--- WHAT YOU NEED TO DO ---
All of the records below need to be copied exactly.

(Figure dataset records)
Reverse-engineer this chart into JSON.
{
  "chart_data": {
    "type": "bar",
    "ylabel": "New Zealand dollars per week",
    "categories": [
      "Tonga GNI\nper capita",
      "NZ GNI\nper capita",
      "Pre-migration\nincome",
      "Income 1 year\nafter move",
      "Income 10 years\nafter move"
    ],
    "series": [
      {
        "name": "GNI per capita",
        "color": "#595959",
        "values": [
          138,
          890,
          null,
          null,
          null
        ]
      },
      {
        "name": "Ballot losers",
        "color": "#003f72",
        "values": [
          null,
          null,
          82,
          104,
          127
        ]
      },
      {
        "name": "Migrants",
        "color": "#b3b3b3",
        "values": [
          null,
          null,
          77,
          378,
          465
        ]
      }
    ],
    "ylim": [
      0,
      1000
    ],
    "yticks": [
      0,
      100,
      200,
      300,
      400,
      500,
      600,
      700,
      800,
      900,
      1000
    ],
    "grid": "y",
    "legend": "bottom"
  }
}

--- WORKED SOLUTION ---
Reverse-engineer this chart into JSON.
{
  "chart_data": {
    "type": "bar",
    "ylabel": "New Zealand dollars per week",
    "categories": [
      "Tonga GNI\nper capita",
      "NZ GNI\nper capita",
      "Pre-migration\nincome",
      "Income 1 year\nafter move",
      "Income 10 years\nafter move"
    ],
    "series": [
      {
        "name": "GNI per capita",
        "color": "#595959",
        "values": [
          138,
          890,
          null,
          null,
          null
        ]
      },
      {
        "name": "Ballot losers",
        "color": "#003f72",
        "values": [
          null,
          null,
          82,
          104,
          127
        ]
      },
      {
        "name": "Migrants",
        "color": "#b3b3b3",
        "values": [
          null,
          null,
          77,
          378,
          465
        ]
      }
    ],
    "ylim": [
      0,
      1000
    ],
    "yticks": [
      0,
      100,
      200,
      300,
      400,
      500,
      600,
      700,
      800,
      900,
      1000
    ],
    "grid": "y",
    "legend": "bottom"
  }
}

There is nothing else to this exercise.